Write out the data again exactly, skipping every picture.
################
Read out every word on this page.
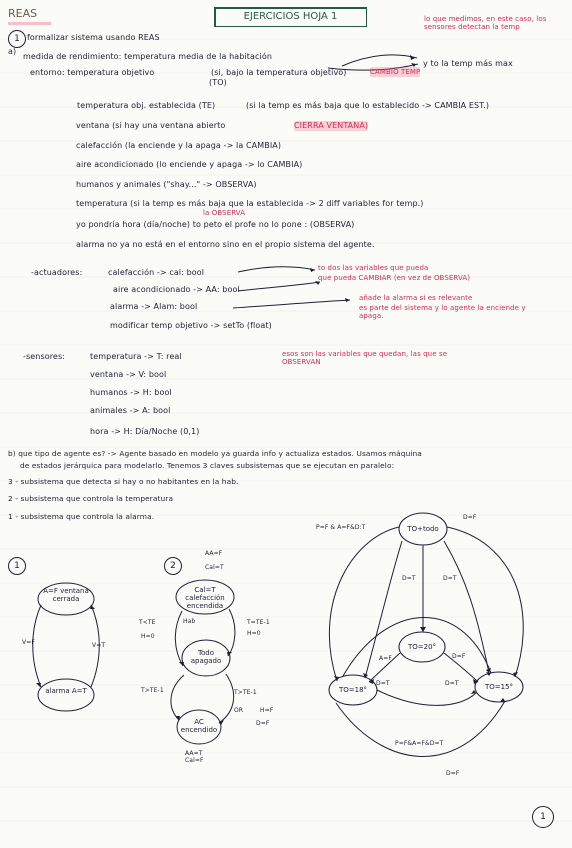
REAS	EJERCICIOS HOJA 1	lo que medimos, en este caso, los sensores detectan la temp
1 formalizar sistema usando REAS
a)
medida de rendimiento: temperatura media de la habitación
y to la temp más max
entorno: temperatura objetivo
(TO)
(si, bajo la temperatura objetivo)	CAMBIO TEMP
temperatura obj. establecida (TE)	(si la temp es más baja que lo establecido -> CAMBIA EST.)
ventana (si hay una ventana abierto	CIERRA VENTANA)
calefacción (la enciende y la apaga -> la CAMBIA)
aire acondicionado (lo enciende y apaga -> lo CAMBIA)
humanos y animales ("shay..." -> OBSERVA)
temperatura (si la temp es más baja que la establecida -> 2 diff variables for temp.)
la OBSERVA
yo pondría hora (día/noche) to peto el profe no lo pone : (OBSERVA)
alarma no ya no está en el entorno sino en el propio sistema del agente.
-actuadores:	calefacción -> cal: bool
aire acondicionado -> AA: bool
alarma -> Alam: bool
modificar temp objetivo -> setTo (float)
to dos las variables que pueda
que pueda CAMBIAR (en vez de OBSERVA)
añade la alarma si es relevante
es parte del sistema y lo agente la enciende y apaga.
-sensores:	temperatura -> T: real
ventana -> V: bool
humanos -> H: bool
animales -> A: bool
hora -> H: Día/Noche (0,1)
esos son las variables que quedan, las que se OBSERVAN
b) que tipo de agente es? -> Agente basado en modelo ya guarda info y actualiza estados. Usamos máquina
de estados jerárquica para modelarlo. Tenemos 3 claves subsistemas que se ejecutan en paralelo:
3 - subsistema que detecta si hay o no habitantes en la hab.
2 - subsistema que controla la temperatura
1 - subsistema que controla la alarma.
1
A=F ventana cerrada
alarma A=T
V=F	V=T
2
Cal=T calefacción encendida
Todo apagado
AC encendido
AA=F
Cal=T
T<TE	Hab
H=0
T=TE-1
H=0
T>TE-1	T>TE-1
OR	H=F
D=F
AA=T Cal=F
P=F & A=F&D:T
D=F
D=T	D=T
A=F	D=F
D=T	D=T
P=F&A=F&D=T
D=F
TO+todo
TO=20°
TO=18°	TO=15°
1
################
### Output
Read out every word on this page.
REAS	EJERCICIOS HOJA 1	lo que medimos, en este caso, los sensores detectan la temp
1 formalizar sistema usando REAS
a)
medida de rendimiento: temperatura media de la habitación
y to la temp más max
entorno: temperatura objetivo
(TO)
(si, bajo la temperatura objetivo)	CAMBIO TEMP
temperatura obj. establecida (TE)	(si la temp es más baja que lo establecido -> CAMBIA EST.)
ventana (si hay una ventana abierto	CIERRA VENTANA)
calefacción (la enciende y la apaga -> la CAMBIA)
aire acondicionado (lo enciende y apaga -> lo CAMBIA)
humanos y animales ("shay..." -> OBSERVA)
temperatura (si la temp es más baja que la establecida -> 2 diff variables for temp.)
la OBSERVA
yo pondría hora (día/noche) to peto el profe no lo pone : (OBSERVA)
alarma no ya no está en el entorno sino en el propio sistema del agente.
-actuadores:	calefacción -> cal: bool
aire acondicionado -> AA: bool
alarma -> Alam: bool
modificar temp objetivo -> setTo (float)
to dos las variables que pueda
que pueda CAMBIAR (en vez de OBSERVA)
añade la alarma si es relevante
es parte del sistema y lo agente la enciende y apaga.
-sensores:	temperatura -> T: real
ventana -> V: bool
humanos -> H: bool
animales -> A: bool
hora -> H: Día/Noche (0,1)
esos son las variables que quedan, las que se OBSERVAN
b) que tipo de agente es? -> Agente basado en modelo ya guarda info y actualiza estados. Usamos máquina
de estados jerárquica para modelarlo. Tenemos 3 claves subsistemas que se ejecutan en paralelo:
3 - subsistema que detecta si hay o no habitantes en la hab.
2 - subsistema que controla la temperatura
1 - subsistema que controla la alarma.
1
A=F ventana cerrada
alarma A=T
V=F	V=T
2
Cal=T calefacción encendida
Todo apagado
AC encendido
AA=F
Cal=T
T<TE	Hab
H=0
T=TE-1
H=0
T>TE-1	T>TE-1
OR	H=F
D=F
AA=T Cal=F
P=F & A=F&D:T
D=F
D=T	D=T
A=F	D=F
D=T	D=T
P=F&A=F&D=T
D=F
TO+todo
TO=20°
TO=18°	TO=15°
1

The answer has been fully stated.